**WHAT TO PRODUCE**.
Reproduce each line that includes the word "نیاز".
▶
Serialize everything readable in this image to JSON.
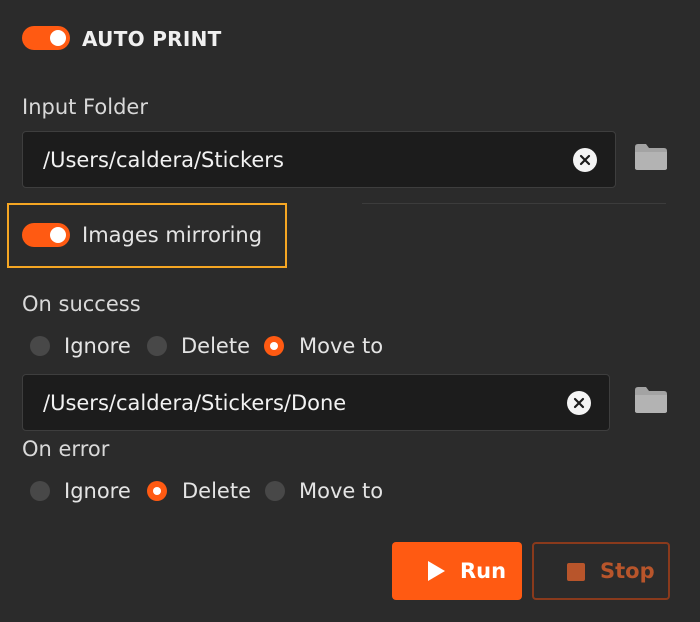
{
  "auto_print": {
    "label": "AUTO PRINT",
    "enabled": true
  },
  "input_folder": {
    "label": "Input Folder",
    "value": "/Users/caldera/Stickers",
    "clear_icon": "clear-icon",
    "browse_icon": "folder-icon"
  },
  "images_mirroring": {
    "label": "Images mirroring",
    "enabled": true
  },
  "on_success": {
    "label": "On success",
    "options": [
      "Ignore",
      "Delete",
      "Move to"
    ],
    "selected": "Move to",
    "move_to_path": "/Users/caldera/Stickers/Done"
  },
  "on_error": {
    "label": "On error",
    "options": [
      "Ignore",
      "Delete",
      "Move to"
    ],
    "selected": "Delete"
  },
  "actions": {
    "run_label": "Run",
    "stop_label": "Stop"
  },
  "colors": {
    "accent": "#ff5a12",
    "background": "#2b2b2b",
    "highlight": "#f5a623"
  }
}
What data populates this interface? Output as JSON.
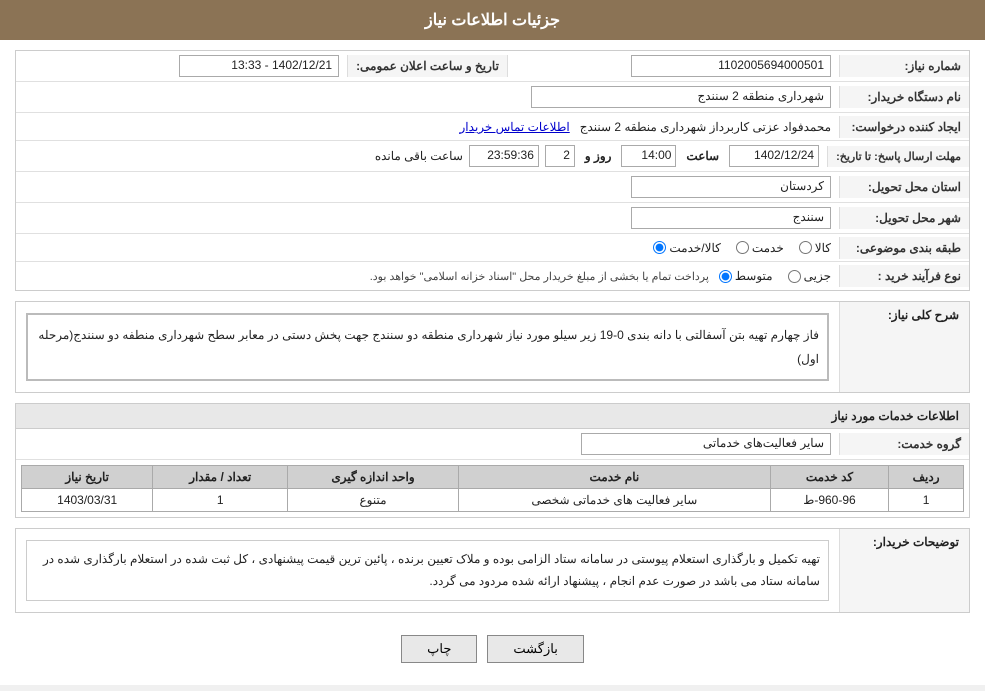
{
  "header": {
    "title": "جزئیات اطلاعات نیاز"
  },
  "form": {
    "shomara_niaz_label": "شماره نیاز:",
    "shomara_niaz_value": "1102005694000501",
    "nam_dastgah_label": "نام دستگاه خریدار:",
    "nam_dastgah_value": "شهرداری منطقه 2 سنندج",
    "tarikh_label": "تاریخ و ساعت اعلان عمومی:",
    "tarikh_value": "1402/12/21 - 13:33",
    "ijad_konandeh_label": "ایجاد کننده درخواست:",
    "ijad_konandeh_value": "محمدفواد عزتی کاربرداز شهرداری منطقه 2 سنندج",
    "ettelaat_tamas_label": "اطلاعات تماس خریدار",
    "mohlat_label": "مهلت ارسال پاسخ: تا تاریخ:",
    "mohlat_date": "1402/12/24",
    "mohlat_saat_label": "ساعت",
    "mohlat_saat_value": "14:00",
    "mohlat_rooz_label": "روز و",
    "mohlat_rooz_value": "2",
    "mohlat_countdown": "23:59:36",
    "mohlat_remaining": "ساعت باقی مانده",
    "ostan_label": "استان محل تحویل:",
    "ostan_value": "کردستان",
    "shahr_label": "شهر محل تحویل:",
    "shahr_value": "سنندج",
    "tabaqeh_label": "طبقه بندی موضوعی:",
    "tabaqeh_options": [
      "کالا",
      "خدمت",
      "کالا/خدمت"
    ],
    "tabaqeh_selected": "کالا",
    "nooe_farayand_label": "نوع فرآیند خرید :",
    "nooe_farayand_options": [
      "جزیی",
      "متوسط"
    ],
    "nooe_farayand_selected": "متوسط",
    "nooe_farayand_note": "پرداخت تمام یا بخشی از مبلغ خریدار محل \"اسناد خزانه اسلامی\" خواهد بود.",
    "sharh_label": "شرح کلی نیاز:",
    "sharh_value": "فاز چهارم تهیه بتن آسفالتی با دانه بندی 0-19 زیر سیلو مورد نیاز شهرداری منطقه دو سنندج جهت پخش دستی در معابر سطح شهرداری منطفه دو سنندج(مرحله اول)",
    "khadamat_label": "اطلاعات خدمات مورد نیاز",
    "goroh_label": "گروه خدمت:",
    "goroh_value": "سایر فعالیت‌های خدماتی",
    "table": {
      "headers": [
        "ردیف",
        "کد خدمت",
        "نام خدمت",
        "واحد اندازه گیری",
        "تعداد / مقدار",
        "تاریخ نیاز"
      ],
      "rows": [
        {
          "radif": "1",
          "kod_khedmat": "960-96-ط",
          "nam_khedmat": "سایر فعالیت های خدماتی شخصی",
          "vahed": "متنوع",
          "tedad": "1",
          "tarikh": "1403/03/31"
        }
      ]
    },
    "tosihaat_label": "توضیحات خریدار:",
    "tosihaat_value": "تهیه  تکمیل و بارگذاری استعلام پیوستی در سامانه ستاد الزامی بوده و ملاک تعیین برنده ، پائین ترین قیمت پیشنهادی ، کل ثبت شده در استعلام بارگذاری شده در سامانه ستاد می باشد در صورت عدم انجام ، پیشنهاد ارائه شده مردود می گردد.",
    "btn_back": "بازگشت",
    "btn_print": "چاپ"
  }
}
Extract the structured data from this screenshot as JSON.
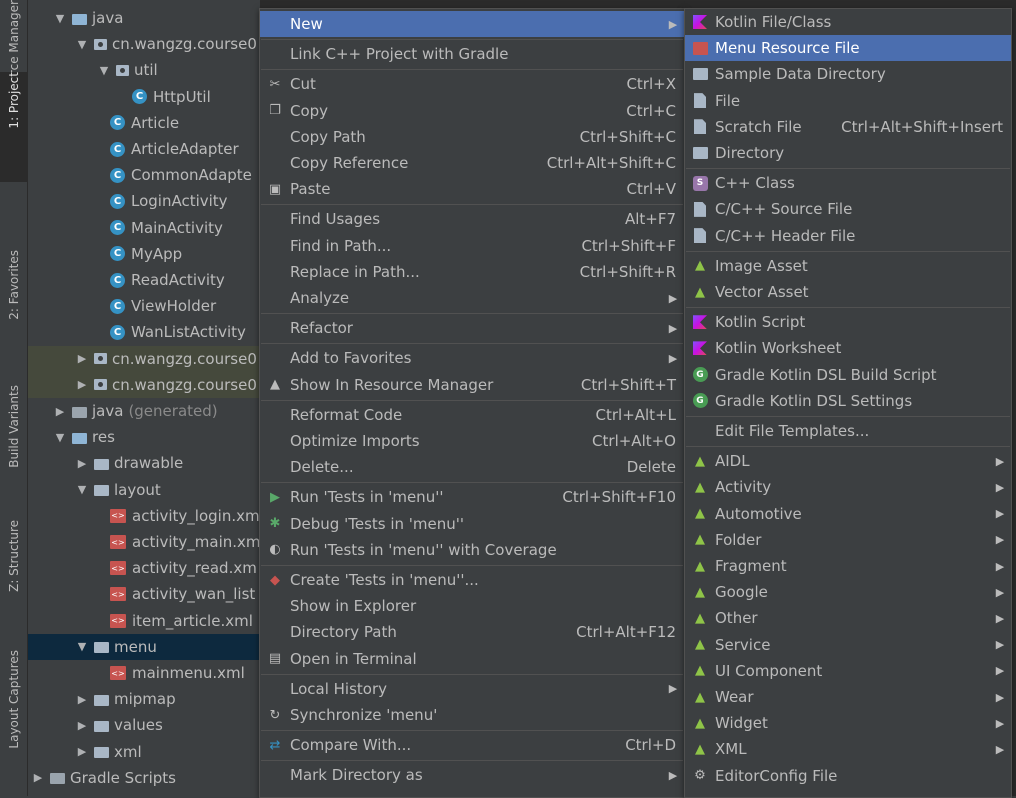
{
  "left_strip": {
    "tabs": [
      "Resource Manager",
      "1: Project",
      "2: Favorites",
      "Build Variants",
      "Z: Structure",
      "Layout Captures"
    ]
  },
  "tree": {
    "rows": [
      {
        "label": "java",
        "kind": "folder",
        "indent": 1,
        "arrow": "down"
      },
      {
        "label": "cn.wangzg.course0",
        "kind": "package",
        "indent": 2,
        "arrow": "down"
      },
      {
        "label": "util",
        "kind": "package",
        "indent": 3,
        "arrow": "down"
      },
      {
        "label": "HttpUtil",
        "kind": "class",
        "indent": 4
      },
      {
        "label": "Article",
        "kind": "class",
        "indent": 3
      },
      {
        "label": "ArticleAdapter",
        "kind": "class",
        "indent": 3
      },
      {
        "label": "CommonAdapte",
        "kind": "class",
        "indent": 3
      },
      {
        "label": "LoginActivity",
        "kind": "class",
        "indent": 3
      },
      {
        "label": "MainActivity",
        "kind": "class",
        "indent": 3
      },
      {
        "label": "MyApp",
        "kind": "class",
        "indent": 3
      },
      {
        "label": "ReadActivity",
        "kind": "class",
        "indent": 3
      },
      {
        "label": "ViewHolder",
        "kind": "class",
        "indent": 3
      },
      {
        "label": "WanListActivity",
        "kind": "class",
        "indent": 3
      },
      {
        "label": "cn.wangzg.course0",
        "kind": "package",
        "indent": 2,
        "arrow": "right",
        "state": "hl"
      },
      {
        "label": "cn.wangzg.course0",
        "kind": "package",
        "indent": 2,
        "arrow": "right",
        "state": "hl"
      },
      {
        "label": "java",
        "suffix": "(generated)",
        "kind": "folder-gen",
        "indent": 1,
        "arrow": "right"
      },
      {
        "label": "res",
        "kind": "folder",
        "indent": 1,
        "arrow": "down"
      },
      {
        "label": "drawable",
        "kind": "folder-dk",
        "indent": 2,
        "arrow": "right"
      },
      {
        "label": "layout",
        "kind": "folder-dk",
        "indent": 2,
        "arrow": "down"
      },
      {
        "label": "activity_login.xm",
        "kind": "xml",
        "indent": 3
      },
      {
        "label": "activity_main.xm",
        "kind": "xml",
        "indent": 3
      },
      {
        "label": "activity_read.xm",
        "kind": "xml",
        "indent": 3
      },
      {
        "label": "activity_wan_list",
        "kind": "xml",
        "indent": 3
      },
      {
        "label": "item_article.xml",
        "kind": "xml",
        "indent": 3
      },
      {
        "label": "menu",
        "kind": "folder-dk",
        "indent": 2,
        "arrow": "down",
        "state": "sel"
      },
      {
        "label": "mainmenu.xml",
        "kind": "xml",
        "indent": 3
      },
      {
        "label": "mipmap",
        "kind": "folder-dk",
        "indent": 2,
        "arrow": "right"
      },
      {
        "label": "values",
        "kind": "folder-dk",
        "indent": 2,
        "arrow": "right"
      },
      {
        "label": "xml",
        "kind": "folder-dk",
        "indent": 2,
        "arrow": "right"
      },
      {
        "label": "Gradle Scripts",
        "kind": "gradle",
        "indent": 0,
        "arrow": "right"
      }
    ]
  },
  "context_menu": {
    "items": [
      {
        "label": "New",
        "shortcut": "",
        "icon": "",
        "submenu": true,
        "active": true
      },
      {
        "sep": true
      },
      {
        "label": "Link C++ Project with Gradle",
        "shortcut": ""
      },
      {
        "sep": true
      },
      {
        "label": "Cut",
        "shortcut": "Ctrl+X",
        "icon": "scissors-icon"
      },
      {
        "label": "Copy",
        "shortcut": "Ctrl+C",
        "icon": "copy-icon"
      },
      {
        "label": "Copy Path",
        "shortcut": "Ctrl+Shift+C"
      },
      {
        "label": "Copy Reference",
        "shortcut": "Ctrl+Alt+Shift+C"
      },
      {
        "label": "Paste",
        "shortcut": "Ctrl+V",
        "icon": "paste-icon"
      },
      {
        "sep": true
      },
      {
        "label": "Find Usages",
        "shortcut": "Alt+F7"
      },
      {
        "label": "Find in Path...",
        "shortcut": "Ctrl+Shift+F"
      },
      {
        "label": "Replace in Path...",
        "shortcut": "Ctrl+Shift+R"
      },
      {
        "label": "Analyze",
        "shortcut": "",
        "submenu": true
      },
      {
        "sep": true
      },
      {
        "label": "Refactor",
        "shortcut": "",
        "submenu": true
      },
      {
        "sep": true
      },
      {
        "label": "Add to Favorites",
        "shortcut": "",
        "submenu": true
      },
      {
        "label": "Show In Resource Manager",
        "shortcut": "Ctrl+Shift+T",
        "icon": "resource-manager-icon"
      },
      {
        "sep": true
      },
      {
        "label": "Reformat Code",
        "shortcut": "Ctrl+Alt+L"
      },
      {
        "label": "Optimize Imports",
        "shortcut": "Ctrl+Alt+O"
      },
      {
        "label": "Delete...",
        "shortcut": "Delete"
      },
      {
        "sep": true
      },
      {
        "label": "Run 'Tests in 'menu''",
        "shortcut": "Ctrl+Shift+F10",
        "icon": "run-icon"
      },
      {
        "label": "Debug 'Tests in 'menu''",
        "shortcut": "",
        "icon": "debug-icon"
      },
      {
        "label": "Run 'Tests in 'menu'' with Coverage",
        "shortcut": "",
        "icon": "coverage-icon"
      },
      {
        "sep": true
      },
      {
        "label": "Create 'Tests in 'menu''...",
        "shortcut": "",
        "icon": "create-test-icon"
      },
      {
        "label": "Show in Explorer",
        "shortcut": ""
      },
      {
        "label": "Directory Path",
        "shortcut": "Ctrl+Alt+F12"
      },
      {
        "label": "Open in Terminal",
        "shortcut": "",
        "icon": "terminal-icon"
      },
      {
        "sep": true
      },
      {
        "label": "Local History",
        "shortcut": "",
        "submenu": true
      },
      {
        "label": "Synchronize 'menu'",
        "shortcut": "",
        "icon": "sync-icon"
      },
      {
        "sep": true
      },
      {
        "label": "Compare With...",
        "shortcut": "Ctrl+D",
        "icon": "compare-icon"
      },
      {
        "sep": true
      },
      {
        "label": "Mark Directory as",
        "shortcut": "",
        "submenu": true
      }
    ]
  },
  "new_submenu": {
    "items": [
      {
        "label": "Kotlin File/Class",
        "shortcut": "",
        "icon": "kotlin"
      },
      {
        "label": "Menu Resource File",
        "shortcut": "",
        "icon": "resource",
        "active": true
      },
      {
        "label": "Sample Data Directory",
        "shortcut": "",
        "icon": "dir"
      },
      {
        "label": "File",
        "shortcut": "",
        "icon": "file"
      },
      {
        "label": "Scratch File",
        "shortcut": "Ctrl+Alt+Shift+Insert",
        "icon": "file"
      },
      {
        "label": "Directory",
        "shortcut": "",
        "icon": "dir"
      },
      {
        "sep": true
      },
      {
        "label": "C++ Class",
        "shortcut": "",
        "icon": "s"
      },
      {
        "label": "C/C++ Source File",
        "shortcut": "",
        "icon": "file"
      },
      {
        "label": "C/C++ Header File",
        "shortcut": "",
        "icon": "file"
      },
      {
        "sep": true
      },
      {
        "label": "Image Asset",
        "shortcut": "",
        "icon": "android"
      },
      {
        "label": "Vector Asset",
        "shortcut": "",
        "icon": "android"
      },
      {
        "sep": true
      },
      {
        "label": "Kotlin Script",
        "shortcut": "",
        "icon": "kotlin"
      },
      {
        "label": "Kotlin Worksheet",
        "shortcut": "",
        "icon": "kotlin"
      },
      {
        "label": "Gradle Kotlin DSL Build Script",
        "shortcut": "",
        "icon": "gradle"
      },
      {
        "label": "Gradle Kotlin DSL Settings",
        "shortcut": "",
        "icon": "gradle"
      },
      {
        "sep": true
      },
      {
        "label": "Edit File Templates...",
        "shortcut": "",
        "icon": ""
      },
      {
        "sep": true
      },
      {
        "label": "AIDL",
        "shortcut": "",
        "icon": "android",
        "submenu": true
      },
      {
        "label": "Activity",
        "shortcut": "",
        "icon": "android",
        "submenu": true
      },
      {
        "label": "Automotive",
        "shortcut": "",
        "icon": "android",
        "submenu": true
      },
      {
        "label": "Folder",
        "shortcut": "",
        "icon": "android",
        "submenu": true
      },
      {
        "label": "Fragment",
        "shortcut": "",
        "icon": "android",
        "submenu": true
      },
      {
        "label": "Google",
        "shortcut": "",
        "icon": "android",
        "submenu": true
      },
      {
        "label": "Other",
        "shortcut": "",
        "icon": "android",
        "submenu": true
      },
      {
        "label": "Service",
        "shortcut": "",
        "icon": "android",
        "submenu": true
      },
      {
        "label": "UI Component",
        "shortcut": "",
        "icon": "android",
        "submenu": true
      },
      {
        "label": "Wear",
        "shortcut": "",
        "icon": "android",
        "submenu": true
      },
      {
        "label": "Widget",
        "shortcut": "",
        "icon": "android",
        "submenu": true
      },
      {
        "label": "XML",
        "shortcut": "",
        "icon": "android",
        "submenu": true
      },
      {
        "label": "EditorConfig File",
        "shortcut": "",
        "icon": "gear"
      }
    ]
  }
}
◀
**OUTPUT BELOW**.
    "title": "جزئیات اطلاعات نیاز"
    "shomara_niaz_label": "شماره نیاز:",
    "sharh_label": "شرح کلی نیاز:",
    "sharh_value": "فاز چهارم تهیه بتن آسفالتی با دانه بندی 0-19 زیر سیلو مورد نیاز شهرداری منطقه دو سنندج جهت پخش دستی در معابر سطح شهرداری منطفه دو سنندج(مرحله اول)",
    "khadamat_label": "اطلاعات خدمات مورد نیاز",
        "تاریخ نیاز"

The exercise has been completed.